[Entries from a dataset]
________________________________________

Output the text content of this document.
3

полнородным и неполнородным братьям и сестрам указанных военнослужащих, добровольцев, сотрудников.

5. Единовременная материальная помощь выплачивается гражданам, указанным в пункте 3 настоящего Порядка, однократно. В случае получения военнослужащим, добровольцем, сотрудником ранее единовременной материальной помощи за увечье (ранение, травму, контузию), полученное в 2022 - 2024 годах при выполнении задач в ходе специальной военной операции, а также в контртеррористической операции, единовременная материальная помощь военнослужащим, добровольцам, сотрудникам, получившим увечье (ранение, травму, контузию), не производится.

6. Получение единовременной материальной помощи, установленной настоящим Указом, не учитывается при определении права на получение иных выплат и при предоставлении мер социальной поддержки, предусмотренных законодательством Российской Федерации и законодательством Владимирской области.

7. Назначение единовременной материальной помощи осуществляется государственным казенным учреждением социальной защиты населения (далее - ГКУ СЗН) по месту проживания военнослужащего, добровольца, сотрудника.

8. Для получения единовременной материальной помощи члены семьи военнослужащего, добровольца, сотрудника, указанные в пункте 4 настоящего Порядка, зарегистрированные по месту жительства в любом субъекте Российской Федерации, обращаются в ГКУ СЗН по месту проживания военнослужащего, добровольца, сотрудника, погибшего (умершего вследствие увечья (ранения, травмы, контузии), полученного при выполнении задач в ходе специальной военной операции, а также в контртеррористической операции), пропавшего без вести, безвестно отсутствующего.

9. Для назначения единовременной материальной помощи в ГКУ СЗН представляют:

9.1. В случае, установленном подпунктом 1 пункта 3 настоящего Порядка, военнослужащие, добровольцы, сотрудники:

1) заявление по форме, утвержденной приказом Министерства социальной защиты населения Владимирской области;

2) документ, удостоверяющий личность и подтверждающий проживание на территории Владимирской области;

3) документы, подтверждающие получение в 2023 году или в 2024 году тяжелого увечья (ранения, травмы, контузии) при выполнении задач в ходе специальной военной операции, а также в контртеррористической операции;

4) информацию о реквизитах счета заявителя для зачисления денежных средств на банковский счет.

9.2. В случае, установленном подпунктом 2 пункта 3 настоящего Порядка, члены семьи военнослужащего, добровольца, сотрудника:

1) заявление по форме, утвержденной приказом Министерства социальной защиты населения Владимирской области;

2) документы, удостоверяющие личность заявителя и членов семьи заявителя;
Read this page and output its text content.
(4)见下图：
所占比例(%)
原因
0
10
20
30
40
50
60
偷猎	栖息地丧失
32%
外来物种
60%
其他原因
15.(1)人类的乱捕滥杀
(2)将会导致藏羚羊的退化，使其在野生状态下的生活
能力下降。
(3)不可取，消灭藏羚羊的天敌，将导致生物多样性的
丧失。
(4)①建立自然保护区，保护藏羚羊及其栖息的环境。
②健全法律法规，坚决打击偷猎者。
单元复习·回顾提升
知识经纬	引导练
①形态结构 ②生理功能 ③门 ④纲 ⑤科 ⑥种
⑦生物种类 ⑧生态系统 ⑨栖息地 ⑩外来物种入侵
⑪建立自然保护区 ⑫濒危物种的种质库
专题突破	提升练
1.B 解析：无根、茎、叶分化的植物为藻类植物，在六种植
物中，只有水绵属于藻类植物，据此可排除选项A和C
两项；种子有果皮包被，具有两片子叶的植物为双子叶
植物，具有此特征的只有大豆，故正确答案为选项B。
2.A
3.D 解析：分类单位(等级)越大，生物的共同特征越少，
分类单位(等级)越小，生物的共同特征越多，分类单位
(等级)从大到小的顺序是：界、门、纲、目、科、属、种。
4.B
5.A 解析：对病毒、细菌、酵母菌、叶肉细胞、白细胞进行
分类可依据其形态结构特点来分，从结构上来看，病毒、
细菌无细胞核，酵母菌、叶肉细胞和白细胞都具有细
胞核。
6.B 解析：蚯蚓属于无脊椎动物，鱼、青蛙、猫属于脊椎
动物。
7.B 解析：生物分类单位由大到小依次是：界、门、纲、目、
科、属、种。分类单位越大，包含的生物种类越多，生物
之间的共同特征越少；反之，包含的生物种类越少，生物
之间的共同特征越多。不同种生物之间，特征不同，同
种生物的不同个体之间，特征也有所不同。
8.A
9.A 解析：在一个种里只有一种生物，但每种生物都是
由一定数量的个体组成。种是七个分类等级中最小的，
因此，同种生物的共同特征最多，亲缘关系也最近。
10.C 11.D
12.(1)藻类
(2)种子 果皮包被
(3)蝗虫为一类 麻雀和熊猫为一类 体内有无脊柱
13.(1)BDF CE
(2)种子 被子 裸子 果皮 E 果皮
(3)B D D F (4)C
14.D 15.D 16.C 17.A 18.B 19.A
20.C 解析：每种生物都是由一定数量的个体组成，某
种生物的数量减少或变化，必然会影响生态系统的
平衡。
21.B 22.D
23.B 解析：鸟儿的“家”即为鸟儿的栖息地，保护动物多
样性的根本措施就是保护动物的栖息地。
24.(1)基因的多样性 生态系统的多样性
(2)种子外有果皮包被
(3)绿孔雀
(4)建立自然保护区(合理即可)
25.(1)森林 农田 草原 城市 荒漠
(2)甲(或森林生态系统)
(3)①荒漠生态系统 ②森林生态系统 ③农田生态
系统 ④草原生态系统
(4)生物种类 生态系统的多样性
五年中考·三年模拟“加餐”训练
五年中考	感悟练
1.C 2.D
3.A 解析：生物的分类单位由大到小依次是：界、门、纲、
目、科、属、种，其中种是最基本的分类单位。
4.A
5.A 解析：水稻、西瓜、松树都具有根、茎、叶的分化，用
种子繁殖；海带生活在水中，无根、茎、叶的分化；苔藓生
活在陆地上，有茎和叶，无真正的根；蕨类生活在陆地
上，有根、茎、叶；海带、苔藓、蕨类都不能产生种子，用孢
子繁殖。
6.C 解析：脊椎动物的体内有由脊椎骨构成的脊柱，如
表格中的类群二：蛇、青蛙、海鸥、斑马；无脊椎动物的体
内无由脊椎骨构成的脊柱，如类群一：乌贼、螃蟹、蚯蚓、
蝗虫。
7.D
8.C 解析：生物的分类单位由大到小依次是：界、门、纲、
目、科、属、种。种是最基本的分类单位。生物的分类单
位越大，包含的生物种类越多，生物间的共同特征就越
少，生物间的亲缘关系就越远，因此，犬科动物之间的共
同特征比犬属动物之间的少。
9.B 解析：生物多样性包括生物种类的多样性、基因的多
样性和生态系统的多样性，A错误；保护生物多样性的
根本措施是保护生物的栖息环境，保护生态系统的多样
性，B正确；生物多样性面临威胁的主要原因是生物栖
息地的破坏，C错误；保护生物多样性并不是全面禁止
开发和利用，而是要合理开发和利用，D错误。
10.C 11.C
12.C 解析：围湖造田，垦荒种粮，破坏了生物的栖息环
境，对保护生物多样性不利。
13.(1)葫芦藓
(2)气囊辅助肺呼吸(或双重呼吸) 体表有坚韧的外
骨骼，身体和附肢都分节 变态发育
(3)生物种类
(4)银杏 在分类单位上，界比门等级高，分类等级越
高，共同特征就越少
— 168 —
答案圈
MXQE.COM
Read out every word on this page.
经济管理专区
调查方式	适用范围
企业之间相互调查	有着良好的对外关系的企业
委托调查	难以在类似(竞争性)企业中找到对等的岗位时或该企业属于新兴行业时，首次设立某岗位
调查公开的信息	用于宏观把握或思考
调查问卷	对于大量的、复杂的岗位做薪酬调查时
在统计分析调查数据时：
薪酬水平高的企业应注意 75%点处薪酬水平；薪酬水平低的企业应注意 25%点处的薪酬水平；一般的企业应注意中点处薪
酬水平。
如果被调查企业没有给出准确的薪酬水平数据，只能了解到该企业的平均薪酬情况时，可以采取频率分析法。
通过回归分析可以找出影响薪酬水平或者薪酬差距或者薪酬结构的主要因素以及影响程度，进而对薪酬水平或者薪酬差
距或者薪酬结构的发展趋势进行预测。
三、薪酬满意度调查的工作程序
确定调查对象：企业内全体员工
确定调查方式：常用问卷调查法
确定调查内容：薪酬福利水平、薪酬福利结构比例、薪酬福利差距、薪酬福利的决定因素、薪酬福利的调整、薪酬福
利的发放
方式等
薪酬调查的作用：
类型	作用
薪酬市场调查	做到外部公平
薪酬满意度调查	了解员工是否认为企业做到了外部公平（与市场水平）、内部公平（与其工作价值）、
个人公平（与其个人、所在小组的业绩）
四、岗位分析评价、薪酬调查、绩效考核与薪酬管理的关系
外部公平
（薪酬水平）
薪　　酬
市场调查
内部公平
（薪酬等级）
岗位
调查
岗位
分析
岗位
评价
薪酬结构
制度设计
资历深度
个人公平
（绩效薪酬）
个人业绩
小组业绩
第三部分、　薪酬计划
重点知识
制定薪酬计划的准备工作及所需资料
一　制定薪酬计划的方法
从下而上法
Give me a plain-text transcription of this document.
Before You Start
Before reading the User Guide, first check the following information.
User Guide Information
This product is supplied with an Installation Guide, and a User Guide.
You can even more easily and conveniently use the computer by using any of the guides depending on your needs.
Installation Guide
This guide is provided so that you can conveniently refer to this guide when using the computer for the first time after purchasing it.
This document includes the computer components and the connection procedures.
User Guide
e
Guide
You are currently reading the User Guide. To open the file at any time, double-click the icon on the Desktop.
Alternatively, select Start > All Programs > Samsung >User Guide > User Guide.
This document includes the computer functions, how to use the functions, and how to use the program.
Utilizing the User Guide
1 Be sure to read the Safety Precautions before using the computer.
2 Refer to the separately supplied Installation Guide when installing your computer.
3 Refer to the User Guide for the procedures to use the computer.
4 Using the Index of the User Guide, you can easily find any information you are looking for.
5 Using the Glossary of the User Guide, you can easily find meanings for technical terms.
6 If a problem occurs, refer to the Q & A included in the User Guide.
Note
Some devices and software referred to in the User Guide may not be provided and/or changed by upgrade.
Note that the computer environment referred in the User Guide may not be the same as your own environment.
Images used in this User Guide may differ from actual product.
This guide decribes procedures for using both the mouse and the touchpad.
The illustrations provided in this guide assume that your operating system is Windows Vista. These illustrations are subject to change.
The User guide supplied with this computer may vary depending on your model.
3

________________________________________

:: Task statement ::
Identify each line in the records above that contains the word "задач", and copy it out in full.

:: Response to this task ::
5. Единовременная материальная помощь выплачивается гражданам, указанным в пункте 3 настоящего Порядка, однократно. В случае получения военнослужащим, добровольцем, сотрудником ранее единовременной материальной помощи за увечье (ранение, травму, контузию), полученное в 2022 - 2024 годах при выполнении задач в ходе специальной военной операции, а также в контртеррористической операции, единовременная материальная помощь военнослужащим, добровольцам, сотрудникам, получившим увечье (ранение, травму, контузию), не производится.
8. Для получения единовременной материальной помощи члены семьи военнослужащего, добровольца, сотрудника, указанные в пункте 4 настоящего Порядка, зарегистрированные по месту жительства в любом субъекте Российской Федерации, обращаются в ГКУ СЗН по месту проживания военнослужащего, добровольца, сотрудника, погибшего (умершего вследствие увечья (ранения, травмы, контузии), полученного при выполнении задач в ходе специальной военной операции, а также в контртеррористической операции), пропавшего без вести, безвестно отсутствующего.
3) документы, подтверждающие получение в 2023 году или в 2024 году тяжелого увечья (ранения, травмы, контузии) при выполнении задач в ходе специальной военной операции, а также в контртеррористической операции;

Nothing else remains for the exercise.